The problem: Nothing in the records may be left out or altered; reproduce them all exactly.

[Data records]
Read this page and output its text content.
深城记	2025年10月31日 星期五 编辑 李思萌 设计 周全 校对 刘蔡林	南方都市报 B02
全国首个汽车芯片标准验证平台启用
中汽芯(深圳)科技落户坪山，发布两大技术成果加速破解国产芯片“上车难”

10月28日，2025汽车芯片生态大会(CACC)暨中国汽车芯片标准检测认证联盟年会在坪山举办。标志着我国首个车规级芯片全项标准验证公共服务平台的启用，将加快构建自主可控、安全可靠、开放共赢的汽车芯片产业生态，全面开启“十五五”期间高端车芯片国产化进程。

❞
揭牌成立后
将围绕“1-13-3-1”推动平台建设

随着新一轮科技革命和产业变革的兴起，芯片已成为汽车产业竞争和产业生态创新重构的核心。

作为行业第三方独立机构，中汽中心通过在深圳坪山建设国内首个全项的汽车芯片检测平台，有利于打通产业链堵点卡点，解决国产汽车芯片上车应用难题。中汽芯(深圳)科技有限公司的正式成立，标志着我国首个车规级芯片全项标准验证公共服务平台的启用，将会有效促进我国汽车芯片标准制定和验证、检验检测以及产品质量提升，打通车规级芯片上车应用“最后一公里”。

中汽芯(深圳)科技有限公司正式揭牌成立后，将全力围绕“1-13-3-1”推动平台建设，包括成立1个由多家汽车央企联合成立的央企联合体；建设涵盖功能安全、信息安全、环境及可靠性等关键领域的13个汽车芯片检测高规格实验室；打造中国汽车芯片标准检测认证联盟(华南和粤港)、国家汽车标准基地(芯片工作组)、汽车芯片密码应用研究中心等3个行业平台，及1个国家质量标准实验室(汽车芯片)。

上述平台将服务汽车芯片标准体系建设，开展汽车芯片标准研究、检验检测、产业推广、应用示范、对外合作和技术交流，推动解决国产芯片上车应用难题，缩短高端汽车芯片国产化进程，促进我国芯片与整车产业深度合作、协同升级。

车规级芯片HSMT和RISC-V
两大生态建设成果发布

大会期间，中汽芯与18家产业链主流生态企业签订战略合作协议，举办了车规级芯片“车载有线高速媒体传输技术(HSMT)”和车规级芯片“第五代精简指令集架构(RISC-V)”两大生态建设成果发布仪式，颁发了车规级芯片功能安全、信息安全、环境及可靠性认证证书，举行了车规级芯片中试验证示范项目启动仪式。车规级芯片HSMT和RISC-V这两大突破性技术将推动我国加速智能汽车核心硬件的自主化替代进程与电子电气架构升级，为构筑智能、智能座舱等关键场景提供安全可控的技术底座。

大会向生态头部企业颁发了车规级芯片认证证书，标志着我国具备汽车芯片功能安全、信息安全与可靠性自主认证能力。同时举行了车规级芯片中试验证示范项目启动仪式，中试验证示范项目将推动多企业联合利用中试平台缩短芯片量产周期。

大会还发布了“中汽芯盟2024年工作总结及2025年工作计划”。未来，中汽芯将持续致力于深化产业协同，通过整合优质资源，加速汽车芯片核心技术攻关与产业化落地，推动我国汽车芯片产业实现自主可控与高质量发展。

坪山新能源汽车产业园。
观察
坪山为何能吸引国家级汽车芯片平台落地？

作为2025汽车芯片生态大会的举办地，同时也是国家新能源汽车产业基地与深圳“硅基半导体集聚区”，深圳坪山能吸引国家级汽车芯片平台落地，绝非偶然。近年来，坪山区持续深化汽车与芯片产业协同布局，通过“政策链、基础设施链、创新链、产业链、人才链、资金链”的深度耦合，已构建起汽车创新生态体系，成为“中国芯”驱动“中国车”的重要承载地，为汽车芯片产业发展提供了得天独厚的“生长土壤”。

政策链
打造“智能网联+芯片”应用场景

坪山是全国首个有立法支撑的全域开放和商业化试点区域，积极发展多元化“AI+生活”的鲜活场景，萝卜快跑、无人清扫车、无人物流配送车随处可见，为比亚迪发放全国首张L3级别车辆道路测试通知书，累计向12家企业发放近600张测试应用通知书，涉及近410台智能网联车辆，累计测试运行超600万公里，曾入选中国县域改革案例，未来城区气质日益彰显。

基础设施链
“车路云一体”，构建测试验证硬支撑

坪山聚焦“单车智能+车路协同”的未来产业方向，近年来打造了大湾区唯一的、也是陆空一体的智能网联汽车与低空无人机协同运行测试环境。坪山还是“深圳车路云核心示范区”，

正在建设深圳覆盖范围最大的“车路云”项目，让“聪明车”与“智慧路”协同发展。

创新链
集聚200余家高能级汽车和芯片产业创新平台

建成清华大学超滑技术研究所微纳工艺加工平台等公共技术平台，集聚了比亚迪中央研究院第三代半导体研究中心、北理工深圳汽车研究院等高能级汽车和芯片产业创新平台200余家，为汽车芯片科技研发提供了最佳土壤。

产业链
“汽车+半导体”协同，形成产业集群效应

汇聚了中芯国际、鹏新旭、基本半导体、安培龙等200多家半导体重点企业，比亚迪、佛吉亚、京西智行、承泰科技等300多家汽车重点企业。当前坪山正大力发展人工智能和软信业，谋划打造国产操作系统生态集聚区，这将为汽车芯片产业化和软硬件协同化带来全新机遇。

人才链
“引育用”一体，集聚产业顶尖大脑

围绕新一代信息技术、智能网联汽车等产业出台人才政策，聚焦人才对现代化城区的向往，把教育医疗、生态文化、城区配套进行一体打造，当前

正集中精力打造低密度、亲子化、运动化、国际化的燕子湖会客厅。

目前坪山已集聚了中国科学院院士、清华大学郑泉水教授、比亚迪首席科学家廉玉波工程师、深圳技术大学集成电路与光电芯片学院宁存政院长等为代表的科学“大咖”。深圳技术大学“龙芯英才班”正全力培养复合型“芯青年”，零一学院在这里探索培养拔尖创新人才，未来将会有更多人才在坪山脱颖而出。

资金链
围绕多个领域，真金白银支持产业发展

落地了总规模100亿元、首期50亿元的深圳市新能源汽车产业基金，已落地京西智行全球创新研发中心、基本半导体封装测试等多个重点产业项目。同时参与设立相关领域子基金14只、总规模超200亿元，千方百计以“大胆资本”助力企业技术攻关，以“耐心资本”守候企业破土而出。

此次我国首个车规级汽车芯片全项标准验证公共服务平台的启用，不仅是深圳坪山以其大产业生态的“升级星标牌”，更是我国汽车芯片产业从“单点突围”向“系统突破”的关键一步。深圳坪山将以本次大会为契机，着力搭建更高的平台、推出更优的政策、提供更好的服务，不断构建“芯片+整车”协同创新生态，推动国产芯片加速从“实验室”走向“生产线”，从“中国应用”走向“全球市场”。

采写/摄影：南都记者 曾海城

Answer to the task:
Read this page and output its text content.
深城记	2025年10月31日 星期五 编辑 李思萌 设计 周全 校对 刘蔡林	南方都市报 B02
全国首个汽车芯片标准验证平台启用
中汽芯(深圳)科技落户坪山，发布两大技术成果加速破解国产芯片“上车难”

10月28日，2025汽车芯片生态大会(CACC)暨中国汽车芯片标准检测认证联盟年会在坪山举办。标志着我国首个车规级芯片全项标准验证公共服务平台的启用，将加快构建自主可控、安全可靠、开放共赢的汽车芯片产业生态，全面开启“十五五”期间高端车芯片国产化进程。

❞
揭牌成立后
将围绕“1-13-3-1”推动平台建设

随着新一轮科技革命和产业变革的兴起，芯片已成为汽车产业竞争和产业生态创新重构的核心。

作为行业第三方独立机构，中汽中心通过在深圳坪山建设国内首个全项的汽车芯片检测平台，有利于打通产业链堵点卡点，解决国产汽车芯片上车应用难题。中汽芯(深圳)科技有限公司的正式成立，标志着我国首个车规级芯片全项标准验证公共服务平台的启用，将会有效促进我国汽车芯片标准制定和验证、检验检测以及产品质量提升，打通车规级芯片上车应用“最后一公里”。

中汽芯(深圳)科技有限公司正式揭牌成立后，将全力围绕“1-13-3-1”推动平台建设，包括成立1个由多家汽车央企联合成立的央企联合体；建设涵盖功能安全、信息安全、环境及可靠性等关键领域的13个汽车芯片检测高规格实验室；打造中国汽车芯片标准检测认证联盟(华南和粤港)、国家汽车标准基地(芯片工作组)、汽车芯片密码应用研究中心等3个行业平台，及1个国家质量标准实验室(汽车芯片)。

上述平台将服务汽车芯片标准体系建设，开展汽车芯片标准研究、检验检测、产业推广、应用示范、对外合作和技术交流，推动解决国产芯片上车应用难题，缩短高端汽车芯片国产化进程，促进我国芯片与整车产业深度合作、协同升级。

车规级芯片HSMT和RISC-V
两大生态建设成果发布

大会期间，中汽芯与18家产业链主流生态企业签订战略合作协议，举办了车规级芯片“车载有线高速媒体传输技术(HSMT)”和车规级芯片“第五代精简指令集架构(RISC-V)”两大生态建设成果发布仪式，颁发了车规级芯片功能安全、信息安全、环境及可靠性认证证书，举行了车规级芯片中试验证示范项目启动仪式。车规级芯片HSMT和RISC-V这两大突破性技术将推动我国加速智能汽车核心硬件的自主化替代进程与电子电气架构升级，为构筑智能、智能座舱等关键场景提供安全可控的技术底座。

大会向生态头部企业颁发了车规级芯片认证证书，标志着我国具备汽车芯片功能安全、信息安全与可靠性自主认证能力。同时举行了车规级芯片中试验证示范项目启动仪式，中试验证示范项目将推动多企业联合利用中试平台缩短芯片量产周期。

大会还发布了“中汽芯盟2024年工作总结及2025年工作计划”。未来，中汽芯将持续致力于深化产业协同，通过整合优质资源，加速汽车芯片核心技术攻关与产业化落地，推动我国汽车芯片产业实现自主可控与高质量发展。

坪山新能源汽车产业园。
观察
坪山为何能吸引国家级汽车芯片平台落地？

作为2025汽车芯片生态大会的举办地，同时也是国家新能源汽车产业基地与深圳“硅基半导体集聚区”，深圳坪山能吸引国家级汽车芯片平台落地，绝非偶然。近年来，坪山区持续深化汽车与芯片产业协同布局，通过“政策链、基础设施链、创新链、产业链、人才链、资金链”的深度耦合，已构建起汽车创新生态体系，成为“中国芯”驱动“中国车”的重要承载地，为汽车芯片产业发展提供了得天独厚的“生长土壤”。

政策链
打造“智能网联+芯片”应用场景

坪山是全国首个有立法支撑的全域开放和商业化试点区域，积极发展多元化“AI+生活”的鲜活场景，萝卜快跑、无人清扫车、无人物流配送车随处可见，为比亚迪发放全国首张L3级别车辆道路测试通知书，累计向12家企业发放近600张测试应用通知书，涉及近410台智能网联车辆，累计测试运行超600万公里，曾入选中国县域改革案例，未来城区气质日益彰显。

基础设施链
“车路云一体”，构建测试验证硬支撑

坪山聚焦“单车智能+车路协同”的未来产业方向，近年来打造了大湾区唯一的、也是陆空一体的智能网联汽车与低空无人机协同运行测试环境。坪山还是“深圳车路云核心示范区”，

正在建设深圳覆盖范围最大的“车路云”项目，让“聪明车”与“智慧路”协同发展。

创新链
集聚200余家高能级汽车和芯片产业创新平台

建成清华大学超滑技术研究所微纳工艺加工平台等公共技术平台，集聚了比亚迪中央研究院第三代半导体研究中心、北理工深圳汽车研究院等高能级汽车和芯片产业创新平台200余家，为汽车芯片科技研发提供了最佳土壤。

产业链
“汽车+半导体”协同，形成产业集群效应

汇聚了中芯国际、鹏新旭、基本半导体、安培龙等200多家半导体重点企业，比亚迪、佛吉亚、京西智行、承泰科技等300多家汽车重点企业。当前坪山正大力发展人工智能和软信业，谋划打造国产操作系统生态集聚区，这将为汽车芯片产业化和软硬件协同化带来全新机遇。

人才链
“引育用”一体，集聚产业顶尖大脑

围绕新一代信息技术、智能网联汽车等产业出台人才政策，聚焦人才对现代化城区的向往，把教育医疗、生态文化、城区配套进行一体打造，当前

正集中精力打造低密度、亲子化、运动化、国际化的燕子湖会客厅。

目前坪山已集聚了中国科学院院士、清华大学郑泉水教授、比亚迪首席科学家廉玉波工程师、深圳技术大学集成电路与光电芯片学院宁存政院长等为代表的科学“大咖”。深圳技术大学“龙芯英才班”正全力培养复合型“芯青年”，零一学院在这里探索培养拔尖创新人才，未来将会有更多人才在坪山脱颖而出。

资金链
围绕多个领域，真金白银支持产业发展

落地了总规模100亿元、首期50亿元的深圳市新能源汽车产业基金，已落地京西智行全球创新研发中心、基本半导体封装测试等多个重点产业项目。同时参与设立相关领域子基金14只、总规模超200亿元，千方百计以“大胆资本”助力企业技术攻关，以“耐心资本”守候企业破土而出。

此次我国首个车规级汽车芯片全项标准验证公共服务平台的启用，不仅是深圳坪山以其大产业生态的“升级星标牌”，更是我国汽车芯片产业从“单点突围”向“系统突破”的关键一步。深圳坪山将以本次大会为契机，着力搭建更高的平台、推出更优的政策、提供更好的服务，不断构建“芯片+整车”协同创新生态，推动国产芯片加速从“实验室”走向“生产线”，从“中国应用”走向“全球市场”。

采写/摄影：南都记者 曾海城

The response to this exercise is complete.